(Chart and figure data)
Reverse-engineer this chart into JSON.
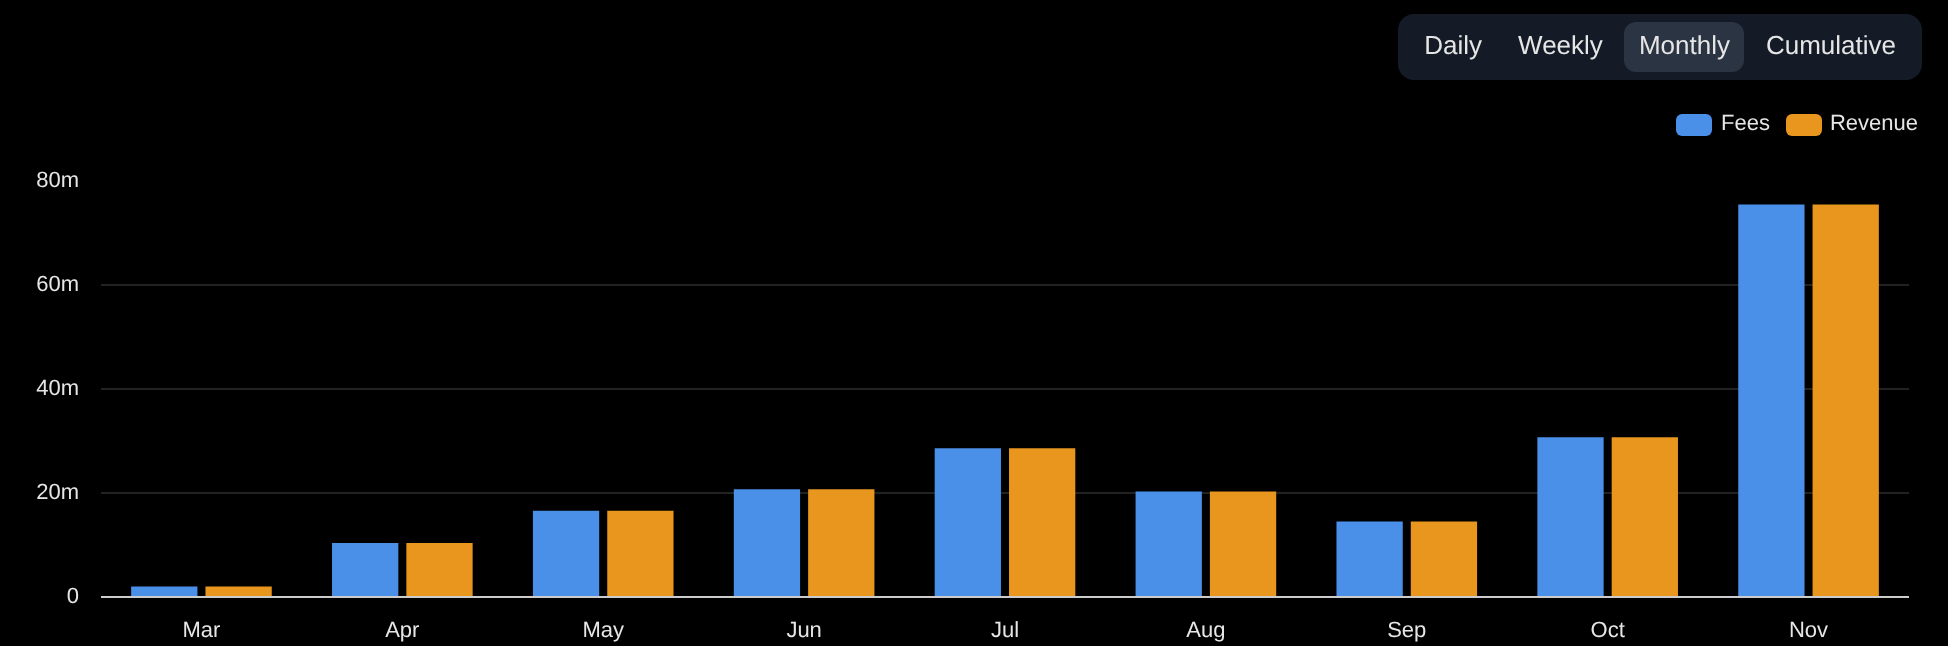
{
  "chart_data": {
    "type": "bar",
    "annotations": [
      "Daily",
      "Weekly",
      "Monthly",
      "Cumulative"
    ],
    "categories": [
      "Mar",
      "Apr",
      "May",
      "Jun",
      "Jul",
      "Aug",
      "Sep",
      "Oct",
      "Nov"
    ],
    "series": [
      {
        "name": "Fees",
        "color": "#4a8fe8",
        "values": [
          2,
          10.4,
          16.6,
          20.7,
          28.6,
          20.3,
          14.5,
          30.7,
          75.5
        ]
      },
      {
        "name": "Revenue",
        "color": "#e8961e",
        "values": [
          2,
          10.4,
          16.6,
          20.7,
          28.6,
          20.3,
          14.5,
          30.7,
          75.5
        ]
      }
    ],
    "ylim": [
      0,
      80
    ],
    "yticks": [
      {
        "value": 0,
        "label": "0"
      },
      {
        "value": 20,
        "label": "20m"
      },
      {
        "value": 40,
        "label": "40m"
      },
      {
        "value": 60,
        "label": "60m"
      },
      {
        "value": 80,
        "label": "80m"
      }
    ],
    "grid": "y",
    "legend": "top right"
  }
}
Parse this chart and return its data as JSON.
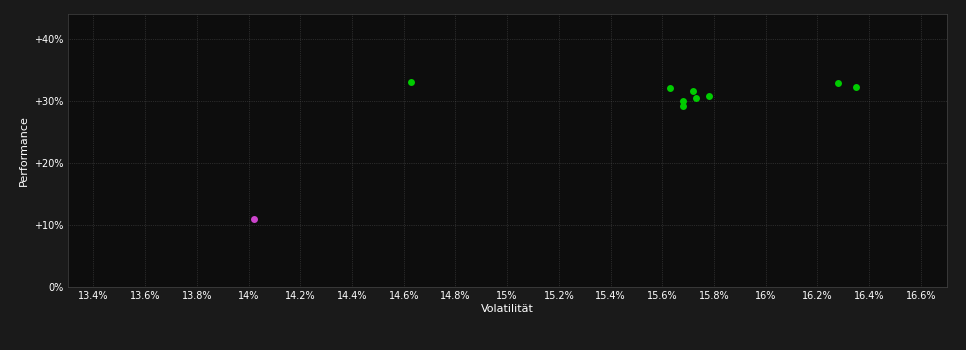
{
  "background_color": "#1a1a1a",
  "plot_bg_color": "#0d0d0d",
  "grid_color": "#555555",
  "text_color": "#ffffff",
  "xlabel": "Volatilität",
  "ylabel": "Performance",
  "xlim": [
    0.133,
    0.167
  ],
  "ylim": [
    0.0,
    0.44
  ],
  "xticks": [
    0.134,
    0.136,
    0.138,
    0.14,
    0.142,
    0.144,
    0.146,
    0.148,
    0.15,
    0.152,
    0.154,
    0.156,
    0.158,
    0.16,
    0.162,
    0.164,
    0.166
  ],
  "yticks": [
    0.0,
    0.1,
    0.2,
    0.3,
    0.4
  ],
  "ytick_labels": [
    "0%",
    "+10%",
    "+20%",
    "+30%",
    "+40%"
  ],
  "xtick_labels": [
    "13.4%",
    "13.6%",
    "13.8%",
    "14%",
    "14.2%",
    "14.4%",
    "14.6%",
    "14.8%",
    "15%",
    "15.2%",
    "15.4%",
    "15.6%",
    "15.8%",
    "16%",
    "16.2%",
    "16.4%",
    "16.6%"
  ],
  "green_points": [
    [
      0.1463,
      0.33
    ],
    [
      0.1563,
      0.32
    ],
    [
      0.1572,
      0.316
    ],
    [
      0.1578,
      0.308
    ],
    [
      0.1573,
      0.304
    ],
    [
      0.1568,
      0.299
    ],
    [
      0.1568,
      0.292
    ],
    [
      0.1628,
      0.328
    ],
    [
      0.1635,
      0.322
    ]
  ],
  "magenta_points": [
    [
      0.1402,
      0.11
    ]
  ],
  "green_color": "#00cc00",
  "magenta_color": "#cc44cc",
  "marker_size": 5
}
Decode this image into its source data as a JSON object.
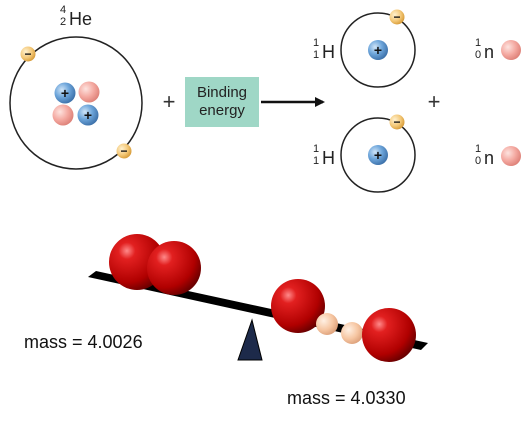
{
  "reactant": {
    "mass_number": "4",
    "atomic_number": "2",
    "symbol": "He"
  },
  "plus": "+",
  "binding_energy": {
    "line1": "Binding",
    "line2": "energy"
  },
  "products": {
    "hydrogen": {
      "mass_number": "1",
      "atomic_number": "1",
      "symbol": "H"
    },
    "neutron": {
      "mass_number": "1",
      "atomic_number": "0",
      "symbol": "n"
    }
  },
  "particle_signs": {
    "electron": "−",
    "proton": "+"
  },
  "balance": {
    "left_mass_label": "mass = 4.0026",
    "right_mass_label": "mass = 4.0330"
  },
  "colors": {
    "electron": "#f0c070",
    "proton": "#5b9bd5",
    "neutron": "#f4a6a0",
    "binding_box": "#9fd7c6",
    "beam": "#000000",
    "red_sphere": "#c00000",
    "small_sphere": "#f5c9a8"
  }
}
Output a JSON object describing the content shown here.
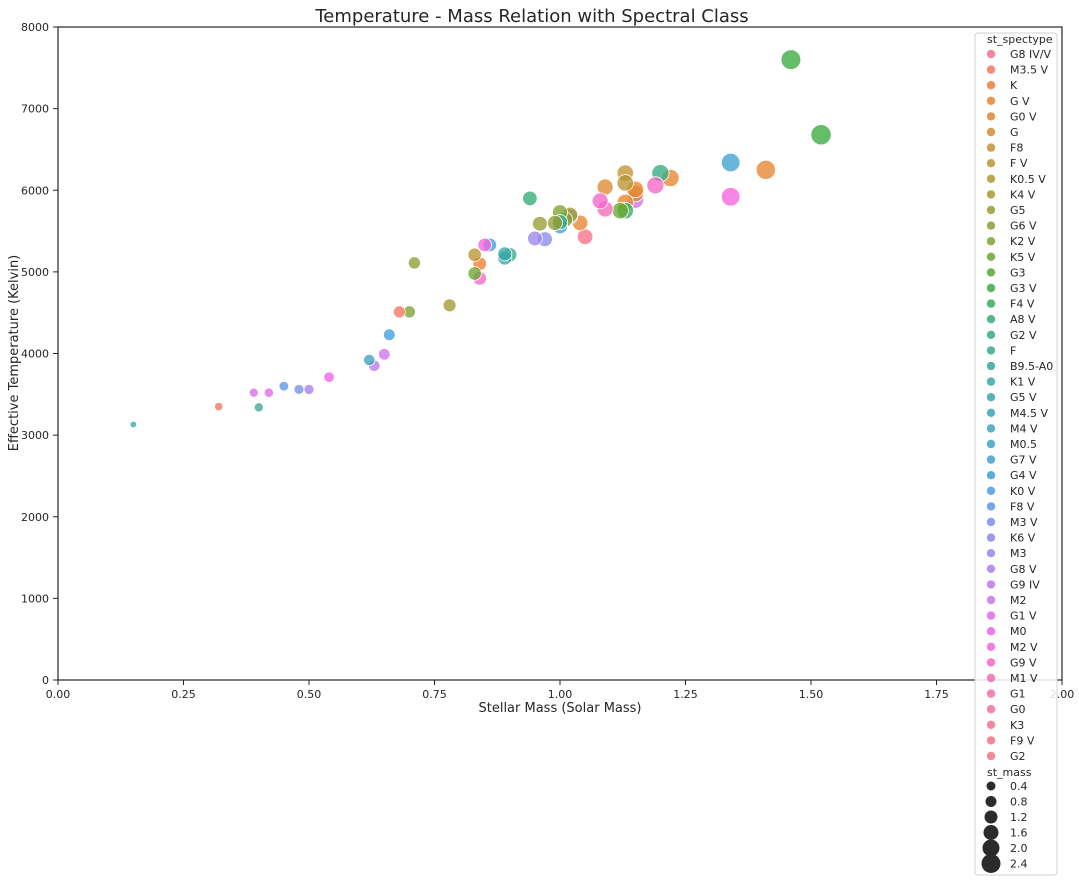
{
  "chart_data": {
    "type": "scatter",
    "title": "Temperature - Mass Relation with Spectral Class",
    "xlabel": "Stellar Mass (Solar Mass)",
    "ylabel": "Effective Temperature (Kelvin)",
    "xlim": [
      0,
      2.0
    ],
    "ylim": [
      0,
      8000
    ],
    "xticks": [
      "0.00",
      "0.25",
      "0.50",
      "0.75",
      "1.00",
      "1.25",
      "1.50",
      "1.75",
      "2.00"
    ],
    "yticks": [
      "0",
      "1000",
      "2000",
      "3000",
      "4000",
      "5000",
      "6000",
      "7000",
      "8000"
    ],
    "grid": false,
    "legend_placement": "right",
    "hue_legend": {
      "title": "st_spectype",
      "entries": [
        {
          "label": "G8 IV/V",
          "color": "#f77189"
        },
        {
          "label": "M3.5 V",
          "color": "#f7745e"
        },
        {
          "label": "K",
          "color": "#f27d30"
        },
        {
          "label": "G V",
          "color": "#e88531"
        },
        {
          "label": "G0 V",
          "color": "#dc8932"
        },
        {
          "label": "G",
          "color": "#d08e32"
        },
        {
          "label": "F8",
          "color": "#c49132"
        },
        {
          "label": "F V",
          "color": "#b99532"
        },
        {
          "label": "K0.5 V",
          "color": "#ae9832"
        },
        {
          "label": "K4 V",
          "color": "#a39b32"
        },
        {
          "label": "G5",
          "color": "#979d32"
        },
        {
          "label": "G6 V",
          "color": "#8aa032"
        },
        {
          "label": "K2 V",
          "color": "#7ca332"
        },
        {
          "label": "K5 V",
          "color": "#6ba631"
        },
        {
          "label": "G3",
          "color": "#55a932"
        },
        {
          "label": "G3 V",
          "color": "#3aab40"
        },
        {
          "label": "F4 V",
          "color": "#34ad5f"
        },
        {
          "label": "A8 V",
          "color": "#35ab74"
        },
        {
          "label": "G2 V",
          "color": "#36aa84"
        },
        {
          "label": "F",
          "color": "#37a990"
        },
        {
          "label": "B9.5-A0",
          "color": "#38a89b"
        },
        {
          "label": "K1 V",
          "color": "#39a7a4"
        },
        {
          "label": "G5 V",
          "color": "#3aa6ad"
        },
        {
          "label": "M4.5 V",
          "color": "#3ba5b5"
        },
        {
          "label": "M4 V",
          "color": "#3ca4bd"
        },
        {
          "label": "M0.5",
          "color": "#3da3c6"
        },
        {
          "label": "G7 V",
          "color": "#3ea1cf"
        },
        {
          "label": "G4 V",
          "color": "#409fd9"
        },
        {
          "label": "K0 V",
          "color": "#4a9be5"
        },
        {
          "label": "F8 V",
          "color": "#5f96ea"
        },
        {
          "label": "M3 V",
          "color": "#7590eb"
        },
        {
          "label": "K6 V",
          "color": "#8a8aec"
        },
        {
          "label": "M3",
          "color": "#9b85ec"
        },
        {
          "label": "G8 V",
          "color": "#ab7fec"
        },
        {
          "label": "G9 IV",
          "color": "#bc79ec"
        },
        {
          "label": "M2",
          "color": "#cd72ec"
        },
        {
          "label": "G1 V",
          "color": "#de6aec"
        },
        {
          "label": "M0",
          "color": "#ee61eb"
        },
        {
          "label": "M2 V",
          "color": "#f564dc"
        },
        {
          "label": "G9 V",
          "color": "#f567ca"
        },
        {
          "label": "M1 V",
          "color": "#f56aba"
        },
        {
          "label": "G1",
          "color": "#f66daa"
        },
        {
          "label": "G0",
          "color": "#f66f9b"
        },
        {
          "label": "K3",
          "color": "#f7708f"
        },
        {
          "label": "F9 V",
          "color": "#f77189"
        },
        {
          "label": "G2",
          "color": "#f77189"
        }
      ]
    },
    "size_legend": {
      "title": "st_mass",
      "entries": [
        {
          "label": "0.4",
          "mass": 0.4
        },
        {
          "label": "0.8",
          "mass": 0.8
        },
        {
          "label": "1.2",
          "mass": 1.2
        },
        {
          "label": "1.6",
          "mass": 1.6
        },
        {
          "label": "2.0",
          "mass": 2.0
        },
        {
          "label": "2.4",
          "mass": 2.4
        }
      ]
    },
    "points": [
      {
        "x": 0.15,
        "y": 3130,
        "c": "#3aa6ad"
      },
      {
        "x": 0.32,
        "y": 3350,
        "c": "#f7745e"
      },
      {
        "x": 0.39,
        "y": 3520,
        "c": "#de6aec"
      },
      {
        "x": 0.4,
        "y": 3340,
        "c": "#38a89b"
      },
      {
        "x": 0.42,
        "y": 3520,
        "c": "#de6aec"
      },
      {
        "x": 0.45,
        "y": 3600,
        "c": "#5f96ea"
      },
      {
        "x": 0.48,
        "y": 3560,
        "c": "#7590eb"
      },
      {
        "x": 0.5,
        "y": 3560,
        "c": "#ab7fec"
      },
      {
        "x": 0.54,
        "y": 3710,
        "c": "#ee61eb"
      },
      {
        "x": 0.62,
        "y": 3920,
        "c": "#3ca4bd"
      },
      {
        "x": 0.63,
        "y": 3850,
        "c": "#bc79ec"
      },
      {
        "x": 0.65,
        "y": 3990,
        "c": "#cd72ec"
      },
      {
        "x": 0.66,
        "y": 4230,
        "c": "#409fd9"
      },
      {
        "x": 0.68,
        "y": 4510,
        "c": "#f7745e"
      },
      {
        "x": 0.7,
        "y": 4510,
        "c": "#7ca332"
      },
      {
        "x": 0.71,
        "y": 5110,
        "c": "#8aa032"
      },
      {
        "x": 0.78,
        "y": 4590,
        "c": "#a39b32"
      },
      {
        "x": 0.83,
        "y": 5210,
        "c": "#b99532"
      },
      {
        "x": 0.83,
        "y": 4980,
        "c": "#6ba631"
      },
      {
        "x": 0.84,
        "y": 5100,
        "c": "#f27d30"
      },
      {
        "x": 0.84,
        "y": 4920,
        "c": "#f567ca"
      },
      {
        "x": 0.85,
        "y": 5330,
        "c": "#f564dc"
      },
      {
        "x": 0.86,
        "y": 5330,
        "c": "#409fd9"
      },
      {
        "x": 0.89,
        "y": 5170,
        "c": "#3aa6ad"
      },
      {
        "x": 0.89,
        "y": 5220,
        "c": "#39a7a4"
      },
      {
        "x": 0.9,
        "y": 5210,
        "c": "#37a990"
      },
      {
        "x": 0.94,
        "y": 5900,
        "c": "#35ab74"
      },
      {
        "x": 0.95,
        "y": 5410,
        "c": "#9b85ec"
      },
      {
        "x": 0.96,
        "y": 5590,
        "c": "#979d32"
      },
      {
        "x": 0.97,
        "y": 5400,
        "c": "#8a8aec"
      },
      {
        "x": 0.99,
        "y": 5600,
        "c": "#979d32"
      },
      {
        "x": 1.0,
        "y": 5730,
        "c": "#7ca332"
      },
      {
        "x": 1.0,
        "y": 5600,
        "c": "#55a932"
      },
      {
        "x": 1.0,
        "y": 5560,
        "c": "#3ea1cf"
      },
      {
        "x": 1.0,
        "y": 5610,
        "c": "#36aa84"
      },
      {
        "x": 1.01,
        "y": 5640,
        "c": "#8aa032"
      },
      {
        "x": 1.02,
        "y": 5680,
        "c": "#3da3c6"
      },
      {
        "x": 1.02,
        "y": 5700,
        "c": "#ae9832"
      },
      {
        "x": 1.04,
        "y": 5600,
        "c": "#e88531"
      },
      {
        "x": 1.05,
        "y": 5430,
        "c": "#f77189"
      },
      {
        "x": 1.08,
        "y": 5870,
        "c": "#f567ca"
      },
      {
        "x": 1.09,
        "y": 5770,
        "c": "#f56aba"
      },
      {
        "x": 1.09,
        "y": 6040,
        "c": "#dc8932"
      },
      {
        "x": 1.12,
        "y": 5750,
        "c": "#6ba631"
      },
      {
        "x": 1.13,
        "y": 5850,
        "c": "#e88531"
      },
      {
        "x": 1.13,
        "y": 6210,
        "c": "#c49132"
      },
      {
        "x": 1.13,
        "y": 6090,
        "c": "#b99532"
      },
      {
        "x": 1.13,
        "y": 5750,
        "c": "#34ad5f"
      },
      {
        "x": 1.15,
        "y": 5880,
        "c": "#cd72ec"
      },
      {
        "x": 1.15,
        "y": 5960,
        "c": "#d08e32"
      },
      {
        "x": 1.15,
        "y": 6010,
        "c": "#e88531"
      },
      {
        "x": 1.19,
        "y": 6060,
        "c": "#f567ca"
      },
      {
        "x": 1.2,
        "y": 6210,
        "c": "#36aa84"
      },
      {
        "x": 1.22,
        "y": 6150,
        "c": "#e88531"
      },
      {
        "x": 1.34,
        "y": 6340,
        "c": "#3ea1cf"
      },
      {
        "x": 1.34,
        "y": 5920,
        "c": "#f564dc"
      },
      {
        "x": 1.41,
        "y": 6250,
        "c": "#e88531"
      },
      {
        "x": 1.46,
        "y": 7600,
        "c": "#3aab40"
      },
      {
        "x": 1.52,
        "y": 6680,
        "c": "#3aab40"
      }
    ]
  }
}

Exercise =>
Check each line of the records for "this" and copy the ones that contain it.

Result =>
Reverse-engineer this chart into JSON.
Parse this chart and return its data as JSON.
Decode this image into its source data as a JSON object.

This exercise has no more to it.